Provided data »
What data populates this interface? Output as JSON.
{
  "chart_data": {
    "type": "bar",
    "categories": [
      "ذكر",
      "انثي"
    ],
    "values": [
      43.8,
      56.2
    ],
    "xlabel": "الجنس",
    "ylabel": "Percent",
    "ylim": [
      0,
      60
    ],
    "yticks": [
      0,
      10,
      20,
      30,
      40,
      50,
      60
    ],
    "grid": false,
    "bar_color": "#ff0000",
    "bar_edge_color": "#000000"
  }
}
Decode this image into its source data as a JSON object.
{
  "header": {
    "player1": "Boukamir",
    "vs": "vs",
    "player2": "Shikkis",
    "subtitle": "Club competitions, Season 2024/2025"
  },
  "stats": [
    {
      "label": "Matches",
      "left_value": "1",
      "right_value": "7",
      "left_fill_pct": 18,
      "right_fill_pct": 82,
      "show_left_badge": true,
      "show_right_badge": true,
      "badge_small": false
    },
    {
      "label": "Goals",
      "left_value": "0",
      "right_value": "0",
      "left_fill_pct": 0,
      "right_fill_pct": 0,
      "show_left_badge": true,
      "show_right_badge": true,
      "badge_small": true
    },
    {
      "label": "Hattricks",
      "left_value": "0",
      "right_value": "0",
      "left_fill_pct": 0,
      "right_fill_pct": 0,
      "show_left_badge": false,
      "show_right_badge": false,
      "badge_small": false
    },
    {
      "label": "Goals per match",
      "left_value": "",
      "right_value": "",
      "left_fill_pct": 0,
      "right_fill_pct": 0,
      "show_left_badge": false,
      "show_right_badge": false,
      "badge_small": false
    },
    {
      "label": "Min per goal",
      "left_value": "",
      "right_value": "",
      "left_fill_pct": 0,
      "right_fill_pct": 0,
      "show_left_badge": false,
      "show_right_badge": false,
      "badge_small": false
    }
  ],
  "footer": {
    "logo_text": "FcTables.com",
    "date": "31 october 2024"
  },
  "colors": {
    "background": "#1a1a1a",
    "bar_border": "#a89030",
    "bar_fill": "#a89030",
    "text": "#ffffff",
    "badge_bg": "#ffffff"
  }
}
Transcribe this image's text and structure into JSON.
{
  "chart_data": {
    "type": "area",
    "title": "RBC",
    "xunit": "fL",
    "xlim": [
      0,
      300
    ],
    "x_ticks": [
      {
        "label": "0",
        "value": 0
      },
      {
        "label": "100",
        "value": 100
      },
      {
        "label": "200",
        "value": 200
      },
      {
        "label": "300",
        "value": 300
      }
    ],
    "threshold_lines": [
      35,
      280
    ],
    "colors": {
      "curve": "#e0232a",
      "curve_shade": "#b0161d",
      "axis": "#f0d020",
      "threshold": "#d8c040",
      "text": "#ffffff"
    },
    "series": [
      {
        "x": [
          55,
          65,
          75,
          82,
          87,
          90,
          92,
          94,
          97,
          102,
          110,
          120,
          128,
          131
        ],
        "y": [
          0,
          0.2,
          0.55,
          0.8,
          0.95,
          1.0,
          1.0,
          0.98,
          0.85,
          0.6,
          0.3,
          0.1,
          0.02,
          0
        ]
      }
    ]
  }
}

Goal »
Write out each line of the data that holds the string "ffffff".

Exercise answer »
    "text": "#ffffff",
    "badge_bg": "#ffffff"
      "text": "#ffffff"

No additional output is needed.